- **Task instructions**
Every line of the material below must be repeated exactly.

- **Records for the task**
┌──

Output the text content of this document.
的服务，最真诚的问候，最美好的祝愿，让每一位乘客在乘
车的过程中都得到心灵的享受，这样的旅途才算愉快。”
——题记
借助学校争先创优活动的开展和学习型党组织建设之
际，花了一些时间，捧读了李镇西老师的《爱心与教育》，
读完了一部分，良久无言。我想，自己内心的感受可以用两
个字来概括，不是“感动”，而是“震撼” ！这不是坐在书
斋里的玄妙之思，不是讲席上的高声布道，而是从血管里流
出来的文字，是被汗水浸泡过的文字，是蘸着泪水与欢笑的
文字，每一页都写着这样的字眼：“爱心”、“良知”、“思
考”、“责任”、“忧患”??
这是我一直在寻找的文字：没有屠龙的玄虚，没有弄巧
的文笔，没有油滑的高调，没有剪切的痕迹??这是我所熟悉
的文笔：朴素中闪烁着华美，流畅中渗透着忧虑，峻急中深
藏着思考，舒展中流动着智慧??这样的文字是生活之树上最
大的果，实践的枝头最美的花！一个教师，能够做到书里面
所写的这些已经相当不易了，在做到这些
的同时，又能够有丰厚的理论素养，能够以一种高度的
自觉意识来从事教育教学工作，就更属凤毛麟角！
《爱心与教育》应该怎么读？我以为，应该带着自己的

└──

- **Exercise output**
Output the text content of this document.
的服务，最真诚的问候，最美好的祝愿，让每一位乘客在乘
车的过程中都得到心灵的享受，这样的旅途才算愉快。”
——题记
借助学校争先创优活动的开展和学习型党组织建设之
际，花了一些时间，捧读了李镇西老师的《爱心与教育》，
读完了一部分，良久无言。我想，自己内心的感受可以用两
个字来概括，不是“感动”，而是“震撼” ！这不是坐在书
斋里的玄妙之思，不是讲席上的高声布道，而是从血管里流
出来的文字，是被汗水浸泡过的文字，是蘸着泪水与欢笑的
文字，每一页都写着这样的字眼：“爱心”、“良知”、“思
考”、“责任”、“忧患”??
这是我一直在寻找的文字：没有屠龙的玄虚，没有弄巧
的文笔，没有油滑的高调，没有剪切的痕迹??这是我所熟悉
的文笔：朴素中闪烁着华美，流畅中渗透着忧虑，峻急中深
藏着思考，舒展中流动着智慧??这样的文字是生活之树上最
大的果，实践的枝头最美的花！一个教师，能够做到书里面
所写的这些已经相当不易了，在做到这些
的同时，又能够有丰厚的理论素养，能够以一种高度的
自觉意识来从事教育教学工作，就更属凤毛麟角！
《爱心与教育》应该怎么读？我以为，应该带着自己的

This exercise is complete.